§ Written request: Extract every line that contains the string "RECENT".

------ Records for the task ------

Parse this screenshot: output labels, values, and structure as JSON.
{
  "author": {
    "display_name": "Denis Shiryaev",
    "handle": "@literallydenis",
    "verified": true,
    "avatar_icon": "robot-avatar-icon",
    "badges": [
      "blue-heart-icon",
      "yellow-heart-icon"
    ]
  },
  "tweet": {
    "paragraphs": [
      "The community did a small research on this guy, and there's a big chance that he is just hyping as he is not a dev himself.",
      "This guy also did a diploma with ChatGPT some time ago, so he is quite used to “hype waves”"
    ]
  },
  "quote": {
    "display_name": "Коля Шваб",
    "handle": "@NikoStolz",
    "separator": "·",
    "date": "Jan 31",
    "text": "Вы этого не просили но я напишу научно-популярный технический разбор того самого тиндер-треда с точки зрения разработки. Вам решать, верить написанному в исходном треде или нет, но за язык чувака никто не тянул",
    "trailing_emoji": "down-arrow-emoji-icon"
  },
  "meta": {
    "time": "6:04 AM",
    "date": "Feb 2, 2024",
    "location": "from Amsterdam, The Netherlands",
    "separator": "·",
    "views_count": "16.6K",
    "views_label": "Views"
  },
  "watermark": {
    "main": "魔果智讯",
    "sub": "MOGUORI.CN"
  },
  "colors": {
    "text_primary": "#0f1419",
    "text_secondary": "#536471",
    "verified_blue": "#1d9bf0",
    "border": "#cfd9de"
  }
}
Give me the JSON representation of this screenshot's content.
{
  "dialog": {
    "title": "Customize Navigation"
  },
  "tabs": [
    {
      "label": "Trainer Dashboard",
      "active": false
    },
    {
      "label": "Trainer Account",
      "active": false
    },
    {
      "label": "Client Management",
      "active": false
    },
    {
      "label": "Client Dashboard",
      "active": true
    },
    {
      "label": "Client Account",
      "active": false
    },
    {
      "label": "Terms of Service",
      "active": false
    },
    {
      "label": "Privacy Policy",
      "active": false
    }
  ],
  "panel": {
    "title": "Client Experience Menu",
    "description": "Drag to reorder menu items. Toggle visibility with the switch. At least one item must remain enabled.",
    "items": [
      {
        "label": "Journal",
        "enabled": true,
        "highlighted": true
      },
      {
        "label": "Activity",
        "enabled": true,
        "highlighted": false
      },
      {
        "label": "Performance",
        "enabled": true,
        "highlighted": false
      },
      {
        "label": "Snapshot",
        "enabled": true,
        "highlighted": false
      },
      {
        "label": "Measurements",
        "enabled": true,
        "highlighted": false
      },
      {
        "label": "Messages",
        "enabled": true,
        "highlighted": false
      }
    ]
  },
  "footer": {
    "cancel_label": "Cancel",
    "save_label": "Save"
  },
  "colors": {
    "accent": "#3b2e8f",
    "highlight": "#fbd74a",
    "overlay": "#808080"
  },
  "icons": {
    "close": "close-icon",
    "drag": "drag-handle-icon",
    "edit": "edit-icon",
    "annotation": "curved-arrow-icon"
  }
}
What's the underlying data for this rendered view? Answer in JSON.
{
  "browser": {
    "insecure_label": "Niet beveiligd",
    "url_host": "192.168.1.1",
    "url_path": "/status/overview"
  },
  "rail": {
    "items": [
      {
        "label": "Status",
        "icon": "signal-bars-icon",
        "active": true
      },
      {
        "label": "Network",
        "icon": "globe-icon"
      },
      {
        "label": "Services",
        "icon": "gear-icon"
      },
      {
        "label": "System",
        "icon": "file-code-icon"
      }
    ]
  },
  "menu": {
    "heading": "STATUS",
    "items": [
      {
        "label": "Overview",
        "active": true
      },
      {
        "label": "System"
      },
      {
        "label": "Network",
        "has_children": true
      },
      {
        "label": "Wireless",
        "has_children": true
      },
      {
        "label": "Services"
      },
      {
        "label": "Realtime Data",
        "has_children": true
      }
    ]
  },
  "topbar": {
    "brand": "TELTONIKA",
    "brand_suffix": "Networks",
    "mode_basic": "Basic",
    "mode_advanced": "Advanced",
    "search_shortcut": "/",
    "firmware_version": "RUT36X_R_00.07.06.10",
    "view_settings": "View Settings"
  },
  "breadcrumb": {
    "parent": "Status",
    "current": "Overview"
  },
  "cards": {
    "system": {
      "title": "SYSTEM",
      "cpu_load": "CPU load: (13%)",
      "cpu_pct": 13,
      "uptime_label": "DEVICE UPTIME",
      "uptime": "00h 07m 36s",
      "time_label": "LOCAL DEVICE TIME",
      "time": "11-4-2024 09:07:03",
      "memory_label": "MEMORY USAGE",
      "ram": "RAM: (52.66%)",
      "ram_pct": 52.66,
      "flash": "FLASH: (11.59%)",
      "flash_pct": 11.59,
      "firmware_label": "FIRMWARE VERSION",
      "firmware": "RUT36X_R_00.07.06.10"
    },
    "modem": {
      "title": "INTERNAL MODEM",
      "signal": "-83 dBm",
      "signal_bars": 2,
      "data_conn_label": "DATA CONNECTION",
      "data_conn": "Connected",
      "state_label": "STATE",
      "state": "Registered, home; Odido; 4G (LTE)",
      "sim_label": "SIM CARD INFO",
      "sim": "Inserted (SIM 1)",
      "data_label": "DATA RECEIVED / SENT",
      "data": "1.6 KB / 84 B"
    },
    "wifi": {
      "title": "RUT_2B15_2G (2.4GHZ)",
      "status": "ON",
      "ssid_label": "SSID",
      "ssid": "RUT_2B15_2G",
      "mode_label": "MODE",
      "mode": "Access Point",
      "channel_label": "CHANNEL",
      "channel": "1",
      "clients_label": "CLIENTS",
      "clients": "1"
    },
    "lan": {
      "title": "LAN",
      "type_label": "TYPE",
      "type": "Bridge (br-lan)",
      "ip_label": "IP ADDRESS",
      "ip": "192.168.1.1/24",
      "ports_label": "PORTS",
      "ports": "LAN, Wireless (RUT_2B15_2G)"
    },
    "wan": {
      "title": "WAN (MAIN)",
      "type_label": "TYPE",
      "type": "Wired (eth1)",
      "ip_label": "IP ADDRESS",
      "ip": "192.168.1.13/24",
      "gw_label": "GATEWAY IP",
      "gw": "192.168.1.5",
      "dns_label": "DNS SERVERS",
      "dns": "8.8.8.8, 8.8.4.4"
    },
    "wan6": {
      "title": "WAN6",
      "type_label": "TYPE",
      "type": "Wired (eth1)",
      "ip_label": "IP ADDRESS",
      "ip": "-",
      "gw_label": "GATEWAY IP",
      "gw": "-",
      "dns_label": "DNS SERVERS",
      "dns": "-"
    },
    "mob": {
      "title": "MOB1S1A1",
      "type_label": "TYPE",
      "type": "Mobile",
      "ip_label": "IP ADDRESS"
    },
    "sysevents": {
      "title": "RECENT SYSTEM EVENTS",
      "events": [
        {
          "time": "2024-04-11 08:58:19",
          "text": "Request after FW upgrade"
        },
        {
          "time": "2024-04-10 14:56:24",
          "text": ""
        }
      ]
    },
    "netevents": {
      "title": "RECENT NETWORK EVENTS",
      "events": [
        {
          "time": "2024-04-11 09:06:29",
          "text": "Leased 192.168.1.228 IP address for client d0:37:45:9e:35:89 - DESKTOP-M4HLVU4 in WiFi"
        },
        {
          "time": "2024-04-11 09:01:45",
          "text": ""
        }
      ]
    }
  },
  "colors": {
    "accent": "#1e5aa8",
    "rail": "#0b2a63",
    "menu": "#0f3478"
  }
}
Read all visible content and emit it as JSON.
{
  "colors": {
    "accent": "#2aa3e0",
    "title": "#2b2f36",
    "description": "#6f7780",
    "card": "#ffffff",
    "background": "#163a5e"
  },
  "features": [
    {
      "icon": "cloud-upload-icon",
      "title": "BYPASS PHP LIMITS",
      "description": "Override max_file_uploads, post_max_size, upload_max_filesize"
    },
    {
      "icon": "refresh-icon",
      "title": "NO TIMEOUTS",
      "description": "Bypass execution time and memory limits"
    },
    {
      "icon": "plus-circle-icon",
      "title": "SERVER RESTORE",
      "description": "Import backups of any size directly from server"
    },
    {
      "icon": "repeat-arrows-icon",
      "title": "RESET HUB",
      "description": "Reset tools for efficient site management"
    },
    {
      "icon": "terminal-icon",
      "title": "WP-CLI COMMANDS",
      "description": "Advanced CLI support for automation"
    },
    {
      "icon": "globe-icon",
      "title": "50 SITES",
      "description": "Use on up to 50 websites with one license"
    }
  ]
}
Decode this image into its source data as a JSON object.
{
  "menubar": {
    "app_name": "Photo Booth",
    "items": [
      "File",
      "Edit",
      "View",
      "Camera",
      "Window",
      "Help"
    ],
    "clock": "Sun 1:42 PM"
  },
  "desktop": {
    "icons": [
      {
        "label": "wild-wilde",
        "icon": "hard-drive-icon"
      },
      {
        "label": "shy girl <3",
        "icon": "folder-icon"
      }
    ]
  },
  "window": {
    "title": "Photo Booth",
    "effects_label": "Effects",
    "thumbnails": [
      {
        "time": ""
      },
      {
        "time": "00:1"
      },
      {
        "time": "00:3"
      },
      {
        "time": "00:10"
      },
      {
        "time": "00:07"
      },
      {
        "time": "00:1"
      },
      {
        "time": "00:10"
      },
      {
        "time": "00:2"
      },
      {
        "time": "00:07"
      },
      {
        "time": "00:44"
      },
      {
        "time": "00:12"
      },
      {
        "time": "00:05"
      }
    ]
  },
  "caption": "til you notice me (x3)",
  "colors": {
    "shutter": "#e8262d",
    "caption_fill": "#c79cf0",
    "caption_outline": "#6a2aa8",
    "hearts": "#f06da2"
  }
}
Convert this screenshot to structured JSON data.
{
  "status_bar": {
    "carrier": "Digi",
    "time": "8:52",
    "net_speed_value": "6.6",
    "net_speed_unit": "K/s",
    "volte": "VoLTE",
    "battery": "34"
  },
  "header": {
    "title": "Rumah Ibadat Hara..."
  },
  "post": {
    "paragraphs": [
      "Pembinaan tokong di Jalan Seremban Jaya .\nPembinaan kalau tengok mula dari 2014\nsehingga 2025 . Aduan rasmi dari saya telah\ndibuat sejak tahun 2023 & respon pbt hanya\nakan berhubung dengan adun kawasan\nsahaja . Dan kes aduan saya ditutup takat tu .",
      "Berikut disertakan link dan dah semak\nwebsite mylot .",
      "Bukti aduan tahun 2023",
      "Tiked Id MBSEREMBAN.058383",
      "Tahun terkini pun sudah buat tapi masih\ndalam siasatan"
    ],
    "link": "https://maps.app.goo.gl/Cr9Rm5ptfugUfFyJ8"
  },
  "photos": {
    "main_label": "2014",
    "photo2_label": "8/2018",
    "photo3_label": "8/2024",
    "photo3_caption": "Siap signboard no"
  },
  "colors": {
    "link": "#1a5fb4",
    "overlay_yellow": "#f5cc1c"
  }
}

------

§ Solution:
      "title": "RECENT SYSTEM EVENTS",
      "title": "RECENT NETWORK EVENTS",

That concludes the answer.